__Aim of the task__
Go through the data below and copy it exactly, skipping every picture.

begin

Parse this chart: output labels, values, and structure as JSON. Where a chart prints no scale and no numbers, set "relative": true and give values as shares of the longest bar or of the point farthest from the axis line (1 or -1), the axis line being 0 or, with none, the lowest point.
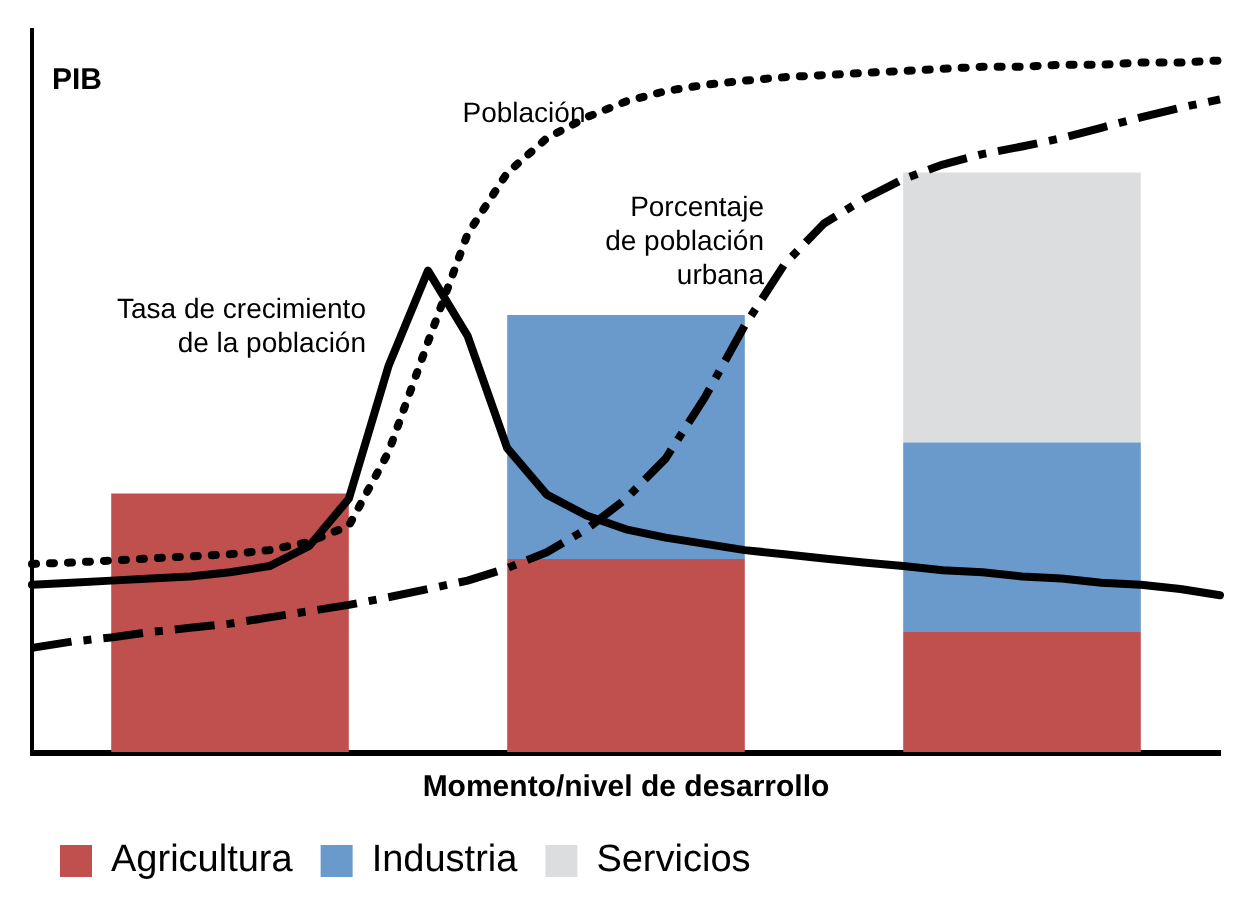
{
  "chart_data": [
    {
      "type": "bar",
      "relative": true,
      "stacked": true,
      "xlabel": "Momento/nivel de desarrollo",
      "ylabel": "PIB",
      "categories": [
        null,
        null,
        null
      ],
      "legend": "bottom",
      "tick_labels": false,
      "series": [
        {
          "name": "Agricultura",
          "color": "#c0504d",
          "values": [
            0.446,
            0.333,
            0.207
          ]
        },
        {
          "name": "Industria",
          "color": "#6a99cb",
          "values": [
            null,
            0.421,
            0.327
          ]
        },
        {
          "name": "Servicios",
          "color": "#dcdddf",
          "values": [
            null,
            null,
            0.466
          ]
        }
      ]
    },
    {
      "type": "line",
      "relative": true,
      "tick_labels": false,
      "categories": [
        null,
        null,
        null,
        null,
        null,
        null,
        null,
        null,
        null,
        null,
        null,
        null,
        null,
        null,
        null,
        null,
        null,
        null,
        null,
        null,
        null,
        null,
        null,
        null,
        null,
        null,
        null,
        null,
        null,
        null,
        null
      ],
      "series": [
        {
          "name": "Tasa de crecimiento de la población",
          "color": "#000000",
          "line_style": "solid",
          "values": [
            0.244,
            0.247,
            0.25,
            0.253,
            0.256,
            0.262,
            0.271,
            0.3,
            0.368,
            0.559,
            0.697,
            0.603,
            0.441,
            0.374,
            0.344,
            0.324,
            0.312,
            0.303,
            0.294,
            0.288,
            0.282,
            0.276,
            0.271,
            0.265,
            0.262,
            0.256,
            0.253,
            0.247,
            0.244,
            0.238,
            0.229
          ]
        },
        {
          "name": "Población",
          "color": "#000000",
          "line_style": "dotted",
          "values": [
            0.274,
            0.276,
            0.279,
            0.282,
            0.285,
            0.288,
            0.294,
            0.306,
            0.329,
            0.435,
            0.594,
            0.75,
            0.838,
            0.888,
            0.918,
            0.941,
            0.956,
            0.965,
            0.971,
            0.976,
            0.979,
            0.982,
            0.985,
            0.988,
            0.991,
            0.991,
            0.994,
            0.994,
            0.997,
            0.997,
            1.0
          ]
        },
        {
          "name": "Porcentaje de población urbana",
          "color": "#000000",
          "line_style": "dashed",
          "values": [
            0.153,
            0.162,
            0.168,
            0.176,
            0.182,
            0.188,
            0.197,
            0.206,
            0.215,
            0.226,
            0.238,
            0.25,
            0.268,
            0.291,
            0.324,
            0.368,
            0.426,
            0.515,
            0.618,
            0.706,
            0.765,
            0.8,
            0.829,
            0.85,
            0.865,
            0.876,
            0.888,
            0.903,
            0.918,
            0.932,
            0.944
          ]
        }
      ]
    }
  ]
}
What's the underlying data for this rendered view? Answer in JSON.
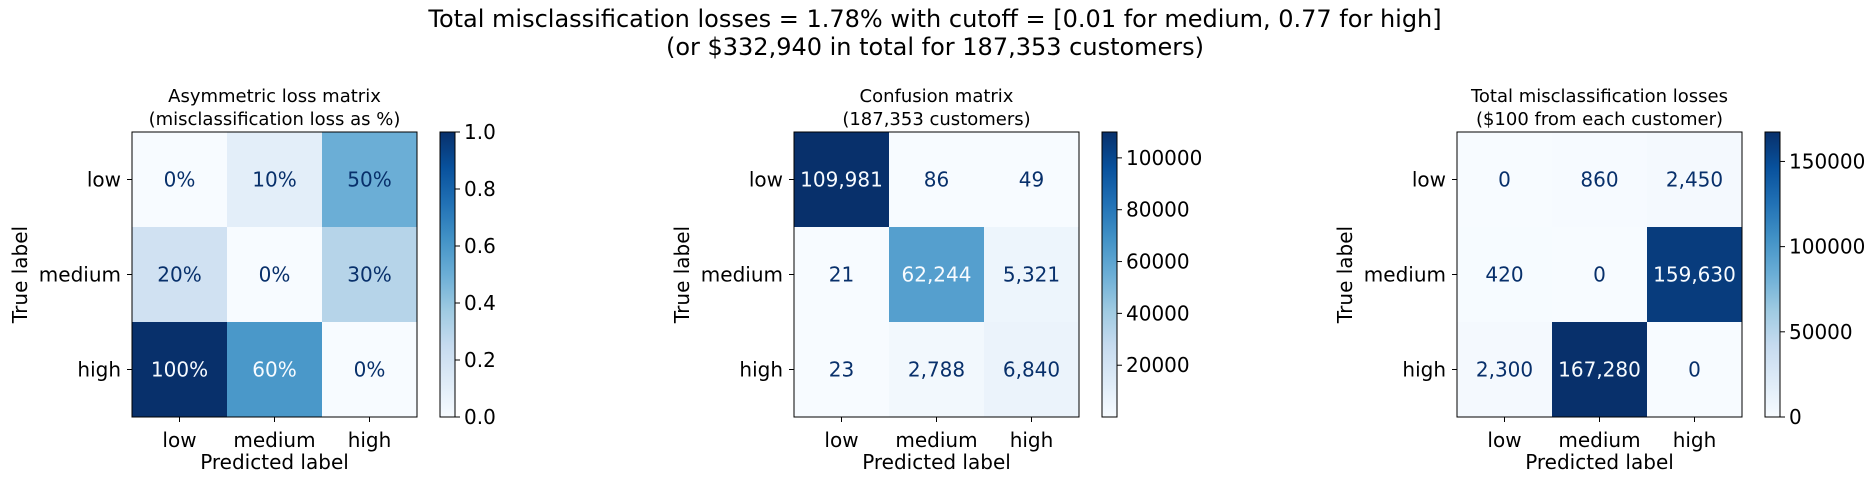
{
  "suptitle": {
    "line1": "Total misclassification losses = 1.78% with cutoff = [0.01 for medium, 0.77 for high]",
    "line2": "(or $332,940 in total for 187,353 customers)"
  },
  "colors": {
    "cmap": [
      "#f7fbff",
      "#deebf7",
      "#c6dbef",
      "#9ecae1",
      "#6baed6",
      "#4292c6",
      "#2171b5",
      "#08519c",
      "#08306b"
    ],
    "dark_text": "#08306b",
    "light_text": "#f7fbff"
  },
  "chart_data": [
    {
      "type": "heatmap",
      "title_lines": [
        "Asymmetric loss matrix",
        "(misclassification loss as %)"
      ],
      "xlabel": "Predicted label",
      "ylabel": "True label",
      "x_categories": [
        "low",
        "medium",
        "high"
      ],
      "y_categories": [
        "low",
        "medium",
        "high"
      ],
      "values": [
        [
          0,
          0.1,
          0.5
        ],
        [
          0.2,
          0,
          0.3
        ],
        [
          1.0,
          0.6,
          0
        ]
      ],
      "labels": [
        [
          "0%",
          "10%",
          "50%"
        ],
        [
          "20%",
          "0%",
          "30%"
        ],
        [
          "100%",
          "60%",
          "0%"
        ]
      ],
      "colorbar": {
        "min": 0,
        "max": 1.0,
        "ticks": [
          0.0,
          0.2,
          0.4,
          0.6,
          0.8,
          1.0
        ],
        "tick_labels": [
          "0.0",
          "0.2",
          "0.4",
          "0.6",
          "0.8",
          "1.0"
        ]
      }
    },
    {
      "type": "heatmap",
      "title_lines": [
        "Confusion matrix",
        "(187,353 customers)"
      ],
      "xlabel": "Predicted label",
      "ylabel": "True label",
      "x_categories": [
        "low",
        "medium",
        "high"
      ],
      "y_categories": [
        "low",
        "medium",
        "high"
      ],
      "values": [
        [
          109981,
          86,
          49
        ],
        [
          21,
          62244,
          5321
        ],
        [
          23,
          2788,
          6840
        ]
      ],
      "labels": [
        [
          "109,981",
          "86",
          "49"
        ],
        [
          "21",
          "62,244",
          "5,321"
        ],
        [
          "23",
          "2,788",
          "6,840"
        ]
      ],
      "colorbar": {
        "min": 21,
        "max": 109981,
        "ticks": [
          20000,
          40000,
          60000,
          80000,
          100000
        ],
        "tick_labels": [
          "20000",
          "40000",
          "60000",
          "80000",
          "100000"
        ]
      }
    },
    {
      "type": "heatmap",
      "title_lines": [
        "Total misclassification losses",
        "($100 from each customer)"
      ],
      "xlabel": "Predicted label",
      "ylabel": "True label",
      "x_categories": [
        "low",
        "medium",
        "high"
      ],
      "y_categories": [
        "low",
        "medium",
        "high"
      ],
      "values": [
        [
          0,
          860,
          2450
        ],
        [
          420,
          0,
          159630
        ],
        [
          2300,
          167280,
          0
        ]
      ],
      "labels": [
        [
          "0",
          "860",
          "2,450"
        ],
        [
          "420",
          "0",
          "159,630"
        ],
        [
          "2,300",
          "167,280",
          "0"
        ]
      ],
      "colorbar": {
        "min": 0,
        "max": 167280,
        "ticks": [
          0,
          50000,
          100000,
          150000
        ],
        "tick_labels": [
          "0",
          "50000",
          "100000",
          "150000"
        ]
      }
    }
  ]
}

end

__Reply__
Parse this chart: output labels, values, and structure as JSON. Where a chart prints no scale and no numbers, set "relative": true and give values as shares of the longest bar or of the point farthest from the axis line (1 or -1), the axis line being 0 or, with none, the lowest point.
{
  "chart_data": [
    {
      "type": "bar",
      "relative": true,
      "stacked": true,
      "xlabel": "Momento/nivel de desarrollo",
      "ylabel": "PIB",
      "categories": [
        null,
        null,
        null
      ],
      "legend": "bottom",
      "tick_labels": false,
      "series": [
        {
          "name": "Agricultura",
          "color": "#c0504d",
          "values": [
            0.446,
            0.333,
            0.207
          ]
        },
        {
          "name": "Industria",
          "color": "#6a99cb",
          "values": [
            null,
            0.421,
            0.327
          ]
        },
        {
          "name": "Servicios",
          "color": "#dcdddf",
          "values": [
            null,
            null,
            0.466
          ]
        }
      ]
    },
    {
      "type": "line",
      "relative": true,
      "tick_labels": false,
      "categories": [
        null,
        null,
        null,
        null,
        null,
        null,
        null,
        null,
        null,
        null,
        null,
        null,
        null,
        null,
        null,
        null,
        null,
        null,
        null,
        null,
        null,
        null,
        null,
        null,
        null,
        null,
        null,
        null,
        null,
        null,
        null
      ],
      "series": [
        {
          "name": "Tasa de crecimiento de la población",
          "color": "#000000",
          "line_style": "solid",
          "values": [
            0.244,
            0.247,
            0.25,
            0.253,
            0.256,
            0.262,
            0.271,
            0.3,
            0.368,
            0.559,
            0.697,
            0.603,
            0.441,
            0.374,
            0.344,
            0.324,
            0.312,
            0.303,
            0.294,
            0.288,
            0.282,
            0.276,
            0.271,
            0.265,
            0.262,
            0.256,
            0.253,
            0.247,
            0.244,
            0.238,
            0.229
          ]
        },
        {
          "name": "Población",
          "color": "#000000",
          "line_style": "dotted",
          "values": [
            0.274,
            0.276,
            0.279,
            0.282,
            0.285,
            0.288,
            0.294,
            0.306,
            0.329,
            0.435,
            0.594,
            0.75,
            0.838,
            0.888,
            0.918,
            0.941,
            0.956,
            0.965,
            0.971,
            0.976,
            0.979,
            0.982,
            0.985,
            0.988,
            0.991,
            0.991,
            0.994,
            0.994,
            0.997,
            0.997,
            1.0
          ]
        },
        {
          "name": "Porcentaje de población urbana",
          "color": "#000000",
          "line_style": "dashed",
          "values": [
            0.153,
            0.162,
            0.168,
            0.176,
            0.182,
            0.188,
            0.197,
            0.206,
            0.215,
            0.226,
            0.238,
            0.25,
            0.268,
            0.291,
            0.324,
            0.368,
            0.426,
            0.515,
            0.618,
            0.706,
            0.765,
            0.8,
            0.829,
            0.85,
            0.865,
            0.876,
            0.888,
            0.903,
            0.918,
            0.932,
            0.944
          ]
        }
      ]
    }
  ]
}
What's the underlying data for this rendered view? Answer in JSON.
{
  "suptitle": {
    "line1": "Total misclassification losses = 1.78% with cutoff = [0.01 for medium, 0.77 for high]",
    "line2": "(or $332,940 in total for 187,353 customers)"
  },
  "colors": {
    "cmap": [
      "#f7fbff",
      "#deebf7",
      "#c6dbef",
      "#9ecae1",
      "#6baed6",
      "#4292c6",
      "#2171b5",
      "#08519c",
      "#08306b"
    ],
    "dark_text": "#08306b",
    "light_text": "#f7fbff"
  },
  "chart_data": [
    {
      "type": "heatmap",
      "title_lines": [
        "Asymmetric loss matrix",
        "(misclassification loss as %)"
      ],
      "xlabel": "Predicted label",
      "ylabel": "True label",
      "x_categories": [
        "low",
        "medium",
        "high"
      ],
      "y_categories": [
        "low",
        "medium",
        "high"
      ],
      "values": [
        [
          0,
          0.1,
          0.5
        ],
        [
          0.2,
          0,
          0.3
        ],
        [
          1.0,
          0.6,
          0
        ]
      ],
      "labels": [
        [
          "0%",
          "10%",
          "50%"
        ],
        [
          "20%",
          "0%",
          "30%"
        ],
        [
          "100%",
          "60%",
          "0%"
        ]
      ],
      "colorbar": {
        "min": 0,
        "max": 1.0,
        "ticks": [
          0.0,
          0.2,
          0.4,
          0.6,
          0.8,
          1.0
        ],
        "tick_labels": [
          "0.0",
          "0.2",
          "0.4",
          "0.6",
          "0.8",
          "1.0"
        ]
      }
    },
    {
      "type": "heatmap",
      "title_lines": [
        "Confusion matrix",
        "(187,353 customers)"
      ],
      "xlabel": "Predicted label",
      "ylabel": "True label",
      "x_categories": [
        "low",
        "medium",
        "high"
      ],
      "y_categories": [
        "low",
        "medium",
        "high"
      ],
      "values": [
        [
          109981,
          86,
          49
        ],
        [
          21,
          62244,
          5321
        ],
        [
          23,
          2788,
          6840
        ]
      ],
      "labels": [
        [
          "109,981",
          "86",
          "49"
        ],
        [
          "21",
          "62,244",
          "5,321"
        ],
        [
          "23",
          "2,788",
          "6,840"
        ]
      ],
      "colorbar": {
        "min": 21,
        "max": 109981,
        "ticks": [
          20000,
          40000,
          60000,
          80000,
          100000
        ],
        "tick_labels": [
          "20000",
          "40000",
          "60000",
          "80000",
          "100000"
        ]
      }
    },
    {
      "type": "heatmap",
      "title_lines": [
        "Total misclassification losses",
        "($100 from each customer)"
      ],
      "xlabel": "Predicted label",
      "ylabel": "True label",
      "x_categories": [
        "low",
        "medium",
        "high"
      ],
      "y_categories": [
        "low",
        "medium",
        "high"
      ],
      "values": [
        [
          0,
          860,
          2450
        ],
        [
          420,
          0,
          159630
        ],
        [
          2300,
          167280,
          0
        ]
      ],
      "labels": [
        [
          "0",
          "860",
          "2,450"
        ],
        [
          "420",
          "0",
          "159,630"
        ],
        [
          "2,300",
          "167,280",
          "0"
        ]
      ],
      "colorbar": {
        "min": 0,
        "max": 167280,
        "ticks": [
          0,
          50000,
          100000,
          150000
        ],
        "tick_labels": [
          "0",
          "50000",
          "100000",
          "150000"
        ]
      }
    }
  ]
}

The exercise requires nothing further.